"""

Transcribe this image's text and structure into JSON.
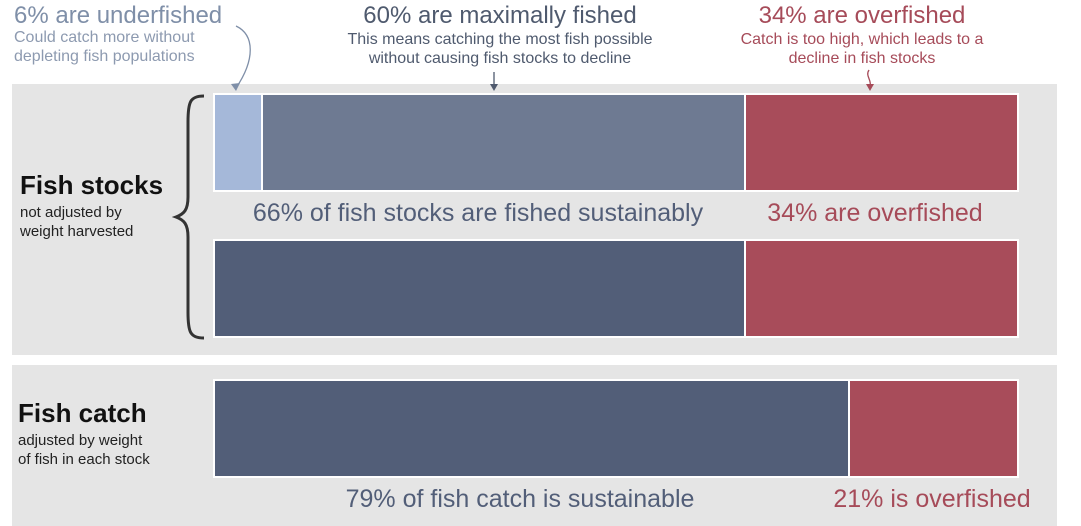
{
  "colors": {
    "underfished": "#a5b8d9",
    "maximally": "#6e7a92",
    "sustainable": "#525e78",
    "overfished": "#a84c5a"
  },
  "annotations": {
    "underfished": {
      "title": "6% are underfished",
      "line1": "Could catch more without",
      "line2": "depleting fish populations"
    },
    "maximally": {
      "title": "60% are maximally fished",
      "line1": "This means catching the most fish possible",
      "line2": "without causing fish stocks to decline"
    },
    "overfished": {
      "title": "34% are overfished",
      "line1": "Catch is too high, which leads to a",
      "line2": "decline in fish stocks"
    }
  },
  "sections": {
    "stocks": {
      "title": "Fish stocks",
      "line1": "not adjusted by",
      "line2": "weight harvested",
      "sustainable_label": "66% of fish stocks are fished sustainably",
      "overfished_label": "34% are overfished"
    },
    "catch": {
      "title": "Fish catch",
      "line1": "adjusted by weight",
      "line2": "of fish in each stock",
      "sustainable_label": "79% of fish catch is sustainable",
      "overfished_label": "21% is overfished"
    }
  },
  "chart_data": {
    "type": "bar",
    "orientation": "horizontal-stacked",
    "unit": "%",
    "rows": [
      {
        "name": "Fish stocks (detailed)",
        "segments": [
          {
            "name": "Underfished",
            "value": 6,
            "color": "underfished"
          },
          {
            "name": "Maximally fished",
            "value": 60,
            "color": "maximally"
          },
          {
            "name": "Overfished",
            "value": 34,
            "color": "overfished"
          }
        ]
      },
      {
        "name": "Fish stocks",
        "segments": [
          {
            "name": "Sustainable",
            "value": 66,
            "color": "sustainable"
          },
          {
            "name": "Overfished",
            "value": 34,
            "color": "overfished"
          }
        ]
      },
      {
        "name": "Fish catch",
        "segments": [
          {
            "name": "Sustainable",
            "value": 79,
            "color": "sustainable"
          },
          {
            "name": "Overfished",
            "value": 21,
            "color": "overfished"
          }
        ]
      }
    ]
  }
}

"""

**PROBLEM REQUIREMENTS**
Tally the lines above that contain the word "title", and reply with only the number.

**EXERCISE SOLUTION**
5